▶ _EXERCISE DETAILS_:
Extract all of the entries and give them again, word for word.

Stored items

....

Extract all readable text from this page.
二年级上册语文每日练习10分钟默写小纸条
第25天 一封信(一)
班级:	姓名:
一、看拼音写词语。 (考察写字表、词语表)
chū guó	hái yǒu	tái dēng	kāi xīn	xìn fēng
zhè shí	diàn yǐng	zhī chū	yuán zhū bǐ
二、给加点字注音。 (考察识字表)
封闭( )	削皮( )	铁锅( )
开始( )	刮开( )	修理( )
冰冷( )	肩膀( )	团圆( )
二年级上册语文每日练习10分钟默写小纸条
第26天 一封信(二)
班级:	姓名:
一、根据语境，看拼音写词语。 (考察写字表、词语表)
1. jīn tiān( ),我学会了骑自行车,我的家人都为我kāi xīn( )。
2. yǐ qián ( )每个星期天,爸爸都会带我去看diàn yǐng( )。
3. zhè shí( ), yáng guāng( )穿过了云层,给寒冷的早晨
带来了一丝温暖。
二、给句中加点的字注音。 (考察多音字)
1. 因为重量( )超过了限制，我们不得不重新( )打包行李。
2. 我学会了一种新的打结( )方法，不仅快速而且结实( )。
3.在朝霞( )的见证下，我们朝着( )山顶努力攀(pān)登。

....

▶ _ANSWER TO THIS EXERCISE_:
Extract all readable text from this page.
二年级上册语文每日练习10分钟默写小纸条
第25天 一封信(一)
班级:	姓名:
一、看拼音写词语。 (考察写字表、词语表)
chū guó	hái yǒu	tái dēng	kāi xīn	xìn fēng
zhè shí	diàn yǐng	zhī chū	yuán zhū bǐ
二、给加点字注音。 (考察识字表)
封闭( )	削皮( )	铁锅( )
开始( )	刮开( )	修理( )
冰冷( )	肩膀( )	团圆( )
二年级上册语文每日练习10分钟默写小纸条
第26天 一封信(二)
班级:	姓名:
一、根据语境，看拼音写词语。 (考察写字表、词语表)
1. jīn tiān( ),我学会了骑自行车,我的家人都为我kāi xīn( )。
2. yǐ qián ( )每个星期天,爸爸都会带我去看diàn yǐng( )。
3. zhè shí( ), yáng guāng( )穿过了云层,给寒冷的早晨
带来了一丝温暖。
二、给句中加点的字注音。 (考察多音字)
1. 因为重量( )超过了限制，我们不得不重新( )打包行李。
2. 我学会了一种新的打结( )方法，不仅快速而且结实( )。
3.在朝霞( )的见证下，我们朝着( )山顶努力攀(pān)登。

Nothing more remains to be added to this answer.